■ Exercise ■
Whenever a line contains the string "Industrie", copy it out of the entries.

[Figure dataset records]
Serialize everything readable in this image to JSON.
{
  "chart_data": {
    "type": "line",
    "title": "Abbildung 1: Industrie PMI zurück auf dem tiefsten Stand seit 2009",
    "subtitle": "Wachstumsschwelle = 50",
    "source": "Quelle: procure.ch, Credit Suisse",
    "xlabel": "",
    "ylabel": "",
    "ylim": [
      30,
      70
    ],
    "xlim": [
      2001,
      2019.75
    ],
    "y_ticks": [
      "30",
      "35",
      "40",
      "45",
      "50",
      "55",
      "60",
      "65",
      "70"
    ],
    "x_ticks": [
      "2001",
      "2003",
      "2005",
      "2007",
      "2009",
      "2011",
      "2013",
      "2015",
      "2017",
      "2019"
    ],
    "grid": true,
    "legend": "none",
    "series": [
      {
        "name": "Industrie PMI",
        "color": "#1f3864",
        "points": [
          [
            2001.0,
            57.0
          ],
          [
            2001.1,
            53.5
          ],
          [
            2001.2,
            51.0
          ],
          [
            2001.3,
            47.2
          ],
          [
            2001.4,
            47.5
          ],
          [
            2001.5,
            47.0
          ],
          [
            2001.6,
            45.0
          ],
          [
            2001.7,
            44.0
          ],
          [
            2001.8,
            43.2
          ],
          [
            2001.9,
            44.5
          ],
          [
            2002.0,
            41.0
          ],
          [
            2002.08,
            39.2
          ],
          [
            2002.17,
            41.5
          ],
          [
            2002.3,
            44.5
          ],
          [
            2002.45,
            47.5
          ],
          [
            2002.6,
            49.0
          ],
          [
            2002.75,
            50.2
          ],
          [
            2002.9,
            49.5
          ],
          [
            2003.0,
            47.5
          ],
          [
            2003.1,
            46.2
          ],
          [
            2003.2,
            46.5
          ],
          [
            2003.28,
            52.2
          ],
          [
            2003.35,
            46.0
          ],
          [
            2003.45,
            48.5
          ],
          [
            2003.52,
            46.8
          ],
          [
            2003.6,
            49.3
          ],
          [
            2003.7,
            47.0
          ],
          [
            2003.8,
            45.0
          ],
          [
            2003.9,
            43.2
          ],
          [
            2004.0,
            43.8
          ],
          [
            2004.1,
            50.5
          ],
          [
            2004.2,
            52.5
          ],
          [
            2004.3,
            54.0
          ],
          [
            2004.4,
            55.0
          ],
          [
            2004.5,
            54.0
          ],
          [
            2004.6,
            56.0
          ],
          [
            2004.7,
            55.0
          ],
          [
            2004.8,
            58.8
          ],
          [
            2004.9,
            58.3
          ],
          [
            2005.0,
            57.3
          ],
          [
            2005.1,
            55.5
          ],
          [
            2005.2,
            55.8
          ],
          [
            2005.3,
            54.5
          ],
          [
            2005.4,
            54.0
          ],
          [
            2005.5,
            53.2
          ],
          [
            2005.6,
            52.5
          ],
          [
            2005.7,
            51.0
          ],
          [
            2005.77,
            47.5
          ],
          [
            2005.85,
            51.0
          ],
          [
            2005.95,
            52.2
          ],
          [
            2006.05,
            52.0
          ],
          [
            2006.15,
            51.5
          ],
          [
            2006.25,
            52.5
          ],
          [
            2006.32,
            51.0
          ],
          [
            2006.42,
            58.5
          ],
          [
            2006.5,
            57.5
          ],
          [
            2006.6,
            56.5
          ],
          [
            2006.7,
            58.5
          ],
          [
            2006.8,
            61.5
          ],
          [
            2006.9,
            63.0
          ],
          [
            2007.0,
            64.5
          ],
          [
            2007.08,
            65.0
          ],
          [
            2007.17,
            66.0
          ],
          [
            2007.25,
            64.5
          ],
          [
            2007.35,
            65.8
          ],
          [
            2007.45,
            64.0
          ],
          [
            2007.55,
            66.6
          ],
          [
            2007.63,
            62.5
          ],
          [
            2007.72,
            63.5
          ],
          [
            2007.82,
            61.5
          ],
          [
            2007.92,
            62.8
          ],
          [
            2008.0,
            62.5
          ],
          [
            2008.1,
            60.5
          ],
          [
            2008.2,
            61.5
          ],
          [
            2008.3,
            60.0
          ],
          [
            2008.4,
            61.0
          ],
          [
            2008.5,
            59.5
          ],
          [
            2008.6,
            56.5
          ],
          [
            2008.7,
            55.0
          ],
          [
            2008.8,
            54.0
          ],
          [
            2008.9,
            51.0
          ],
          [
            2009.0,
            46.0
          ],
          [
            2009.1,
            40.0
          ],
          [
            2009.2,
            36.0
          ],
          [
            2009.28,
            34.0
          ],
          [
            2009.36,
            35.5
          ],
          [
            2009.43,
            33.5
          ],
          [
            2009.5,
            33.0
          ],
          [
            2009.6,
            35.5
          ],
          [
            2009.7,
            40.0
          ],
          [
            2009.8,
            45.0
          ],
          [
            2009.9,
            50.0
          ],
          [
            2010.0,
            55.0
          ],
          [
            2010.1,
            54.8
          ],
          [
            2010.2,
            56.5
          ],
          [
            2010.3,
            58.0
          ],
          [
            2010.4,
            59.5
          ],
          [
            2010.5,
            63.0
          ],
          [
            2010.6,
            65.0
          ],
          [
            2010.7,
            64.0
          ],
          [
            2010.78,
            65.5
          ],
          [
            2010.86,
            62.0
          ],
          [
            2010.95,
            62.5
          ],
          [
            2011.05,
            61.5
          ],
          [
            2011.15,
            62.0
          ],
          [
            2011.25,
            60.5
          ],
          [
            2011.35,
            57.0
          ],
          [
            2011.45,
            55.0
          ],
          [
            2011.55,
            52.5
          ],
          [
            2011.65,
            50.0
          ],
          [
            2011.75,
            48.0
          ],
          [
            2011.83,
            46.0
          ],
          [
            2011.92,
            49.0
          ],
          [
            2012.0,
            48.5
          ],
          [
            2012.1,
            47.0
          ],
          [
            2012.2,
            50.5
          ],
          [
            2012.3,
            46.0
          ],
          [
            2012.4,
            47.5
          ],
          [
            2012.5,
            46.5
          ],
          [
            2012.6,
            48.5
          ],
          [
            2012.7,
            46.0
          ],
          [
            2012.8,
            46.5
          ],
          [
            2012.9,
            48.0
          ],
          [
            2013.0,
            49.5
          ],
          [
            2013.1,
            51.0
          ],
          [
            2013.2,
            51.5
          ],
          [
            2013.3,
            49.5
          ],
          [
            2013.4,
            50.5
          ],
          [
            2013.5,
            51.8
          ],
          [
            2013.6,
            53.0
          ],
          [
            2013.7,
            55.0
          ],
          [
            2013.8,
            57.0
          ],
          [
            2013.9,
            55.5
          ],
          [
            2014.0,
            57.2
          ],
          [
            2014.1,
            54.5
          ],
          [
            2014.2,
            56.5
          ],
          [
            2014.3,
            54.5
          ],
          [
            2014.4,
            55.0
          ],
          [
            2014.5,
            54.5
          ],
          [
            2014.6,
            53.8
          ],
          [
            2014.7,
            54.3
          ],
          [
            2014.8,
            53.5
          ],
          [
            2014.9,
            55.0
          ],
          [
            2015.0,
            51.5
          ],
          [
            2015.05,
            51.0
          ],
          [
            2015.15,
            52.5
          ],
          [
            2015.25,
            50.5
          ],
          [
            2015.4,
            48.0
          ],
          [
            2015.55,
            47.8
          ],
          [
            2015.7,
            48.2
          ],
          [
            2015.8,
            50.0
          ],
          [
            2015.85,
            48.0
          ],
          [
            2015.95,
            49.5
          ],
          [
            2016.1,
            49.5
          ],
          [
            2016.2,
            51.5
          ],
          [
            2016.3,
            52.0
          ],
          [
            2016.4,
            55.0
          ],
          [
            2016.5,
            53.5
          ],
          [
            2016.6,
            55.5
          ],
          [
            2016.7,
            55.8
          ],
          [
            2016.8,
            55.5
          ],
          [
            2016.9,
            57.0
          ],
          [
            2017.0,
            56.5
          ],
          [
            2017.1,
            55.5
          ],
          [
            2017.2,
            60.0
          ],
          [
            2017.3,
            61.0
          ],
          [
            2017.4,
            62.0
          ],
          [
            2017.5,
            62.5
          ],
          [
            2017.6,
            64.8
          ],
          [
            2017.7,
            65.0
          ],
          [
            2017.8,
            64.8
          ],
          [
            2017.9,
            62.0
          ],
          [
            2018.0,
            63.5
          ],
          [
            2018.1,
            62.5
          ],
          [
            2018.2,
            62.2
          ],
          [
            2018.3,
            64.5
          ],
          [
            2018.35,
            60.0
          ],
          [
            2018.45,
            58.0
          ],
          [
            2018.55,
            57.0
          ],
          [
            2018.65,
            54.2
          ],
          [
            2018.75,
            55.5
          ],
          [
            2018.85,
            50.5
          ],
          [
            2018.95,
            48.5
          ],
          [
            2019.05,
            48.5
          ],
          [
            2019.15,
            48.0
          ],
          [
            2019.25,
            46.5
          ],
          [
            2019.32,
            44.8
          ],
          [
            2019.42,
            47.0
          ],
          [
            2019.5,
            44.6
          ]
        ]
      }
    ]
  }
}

■ Full answer ■
    "title": "Abbildung 1: Industrie PMI zurück auf dem tiefsten Stand seit 2009",
        "name": "Industrie PMI",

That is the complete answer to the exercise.